Give an exact copy of every line, leaving images out.

[Figure collection entries]
<<<<

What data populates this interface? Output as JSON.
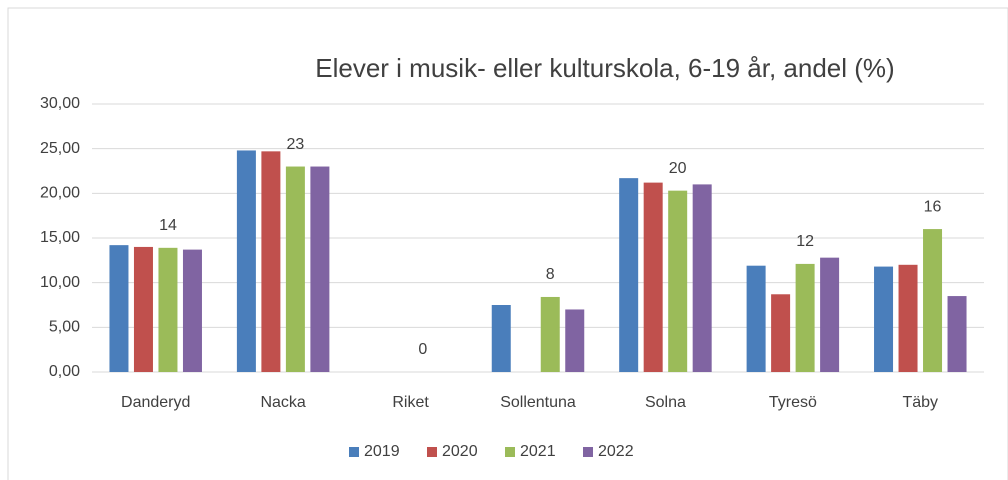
{
  "chart_data": {
    "type": "bar",
    "title": "Elever i musik- eller kulturskola, 6-19 år, andel (%)",
    "categories": [
      "Danderyd",
      "Nacka",
      "Riket",
      "Sollentuna",
      "Solna",
      "Tyresö",
      "Täby"
    ],
    "series": [
      {
        "name": "2019",
        "color": "#4a7ebb",
        "values": [
          14.2,
          24.8,
          null,
          7.5,
          21.7,
          11.9,
          11.8
        ]
      },
      {
        "name": "2020",
        "color": "#c0504d",
        "values": [
          14.0,
          24.7,
          null,
          null,
          21.2,
          8.7,
          12.0
        ]
      },
      {
        "name": "2021",
        "color": "#9bbb59",
        "values": [
          13.9,
          23.0,
          0,
          8.4,
          20.3,
          12.1,
          16.0
        ],
        "value_labels": [
          "14",
          "23",
          "0",
          "8",
          "20",
          "12",
          "16"
        ]
      },
      {
        "name": "2022",
        "color": "#8064a2",
        "values": [
          13.7,
          23.0,
          null,
          7.0,
          21.0,
          12.8,
          8.5
        ]
      }
    ],
    "ylim": [
      0,
      30
    ],
    "yticks": [
      {
        "value": 0,
        "label": "0,00"
      },
      {
        "value": 5,
        "label": "5,00"
      },
      {
        "value": 10,
        "label": "10,00"
      },
      {
        "value": 15,
        "label": "15,00"
      },
      {
        "value": 20,
        "label": "20,00"
      },
      {
        "value": 25,
        "label": "25,00"
      },
      {
        "value": 30,
        "label": "30,00"
      }
    ],
    "grid": true,
    "legend": "bottom"
  }
}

>>>>

* [Output]:
What data populates this interface? Output as JSON.
{
  "chart_data": {
    "type": "bar",
    "title": "Elever i musik- eller kulturskola, 6-19 år, andel (%)",
    "categories": [
      "Danderyd",
      "Nacka",
      "Riket",
      "Sollentuna",
      "Solna",
      "Tyresö",
      "Täby"
    ],
    "series": [
      {
        "name": "2019",
        "color": "#4a7ebb",
        "values": [
          14.2,
          24.8,
          null,
          7.5,
          21.7,
          11.9,
          11.8
        ]
      },
      {
        "name": "2020",
        "color": "#c0504d",
        "values": [
          14.0,
          24.7,
          null,
          null,
          21.2,
          8.7,
          12.0
        ]
      },
      {
        "name": "2021",
        "color": "#9bbb59",
        "values": [
          13.9,
          23.0,
          0,
          8.4,
          20.3,
          12.1,
          16.0
        ],
        "value_labels": [
          "14",
          "23",
          "0",
          "8",
          "20",
          "12",
          "16"
        ]
      },
      {
        "name": "2022",
        "color": "#8064a2",
        "values": [
          13.7,
          23.0,
          null,
          7.0,
          21.0,
          12.8,
          8.5
        ]
      }
    ],
    "ylim": [
      0,
      30
    ],
    "yticks": [
      {
        "value": 0,
        "label": "0,00"
      },
      {
        "value": 5,
        "label": "5,00"
      },
      {
        "value": 10,
        "label": "10,00"
      },
      {
        "value": 15,
        "label": "15,00"
      },
      {
        "value": 20,
        "label": "20,00"
      },
      {
        "value": 25,
        "label": "25,00"
      },
      {
        "value": 30,
        "label": "30,00"
      }
    ],
    "grid": true,
    "legend": "bottom"
  }
}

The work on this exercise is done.